▶ _Problem details_: Repeat every record below exactly, but leave out any pictures.
---------------
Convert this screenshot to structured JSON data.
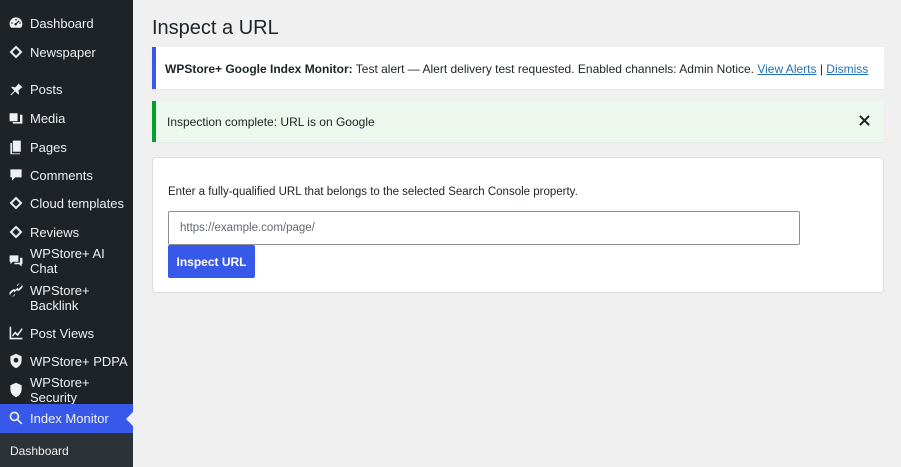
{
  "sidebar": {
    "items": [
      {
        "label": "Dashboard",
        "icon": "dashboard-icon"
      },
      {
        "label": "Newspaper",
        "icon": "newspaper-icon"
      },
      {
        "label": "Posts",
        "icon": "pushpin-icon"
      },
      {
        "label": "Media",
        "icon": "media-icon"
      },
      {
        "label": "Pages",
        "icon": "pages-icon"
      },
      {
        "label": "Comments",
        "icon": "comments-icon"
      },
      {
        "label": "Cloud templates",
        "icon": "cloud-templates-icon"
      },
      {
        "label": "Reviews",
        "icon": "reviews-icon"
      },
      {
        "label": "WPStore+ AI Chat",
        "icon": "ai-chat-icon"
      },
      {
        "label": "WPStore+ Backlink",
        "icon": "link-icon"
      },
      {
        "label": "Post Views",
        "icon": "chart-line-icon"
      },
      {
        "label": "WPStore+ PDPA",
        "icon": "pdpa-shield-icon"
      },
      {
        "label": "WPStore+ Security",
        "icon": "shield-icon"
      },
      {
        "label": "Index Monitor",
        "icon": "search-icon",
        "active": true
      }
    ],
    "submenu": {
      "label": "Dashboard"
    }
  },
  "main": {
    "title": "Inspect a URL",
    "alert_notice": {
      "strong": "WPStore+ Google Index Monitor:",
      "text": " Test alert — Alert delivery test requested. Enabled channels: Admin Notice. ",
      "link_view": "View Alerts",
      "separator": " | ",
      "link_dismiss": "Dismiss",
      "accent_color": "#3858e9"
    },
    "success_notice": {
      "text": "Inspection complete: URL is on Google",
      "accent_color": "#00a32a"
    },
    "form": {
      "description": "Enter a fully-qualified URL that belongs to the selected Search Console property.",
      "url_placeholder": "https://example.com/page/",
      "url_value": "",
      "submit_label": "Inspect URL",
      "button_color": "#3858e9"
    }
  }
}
---------------
▶ _Solution for this task_:
Convert this screenshot to structured JSON data.
{
  "sidebar": {
    "items": [
      {
        "label": "Dashboard",
        "icon": "dashboard-icon"
      },
      {
        "label": "Newspaper",
        "icon": "newspaper-icon"
      },
      {
        "label": "Posts",
        "icon": "pushpin-icon"
      },
      {
        "label": "Media",
        "icon": "media-icon"
      },
      {
        "label": "Pages",
        "icon": "pages-icon"
      },
      {
        "label": "Comments",
        "icon": "comments-icon"
      },
      {
        "label": "Cloud templates",
        "icon": "cloud-templates-icon"
      },
      {
        "label": "Reviews",
        "icon": "reviews-icon"
      },
      {
        "label": "WPStore+ AI Chat",
        "icon": "ai-chat-icon"
      },
      {
        "label": "WPStore+ Backlink",
        "icon": "link-icon"
      },
      {
        "label": "Post Views",
        "icon": "chart-line-icon"
      },
      {
        "label": "WPStore+ PDPA",
        "icon": "pdpa-shield-icon"
      },
      {
        "label": "WPStore+ Security",
        "icon": "shield-icon"
      },
      {
        "label": "Index Monitor",
        "icon": "search-icon",
        "active": true
      }
    ],
    "submenu": {
      "label": "Dashboard"
    }
  },
  "main": {
    "title": "Inspect a URL",
    "alert_notice": {
      "strong": "WPStore+ Google Index Monitor:",
      "text": " Test alert — Alert delivery test requested. Enabled channels: Admin Notice. ",
      "link_view": "View Alerts",
      "separator": " | ",
      "link_dismiss": "Dismiss",
      "accent_color": "#3858e9"
    },
    "success_notice": {
      "text": "Inspection complete: URL is on Google",
      "accent_color": "#00a32a"
    },
    "form": {
      "description": "Enter a fully-qualified URL that belongs to the selected Search Console property.",
      "url_placeholder": "https://example.com/page/",
      "url_value": "",
      "submit_label": "Inspect URL",
      "button_color": "#3858e9"
    }
  }
}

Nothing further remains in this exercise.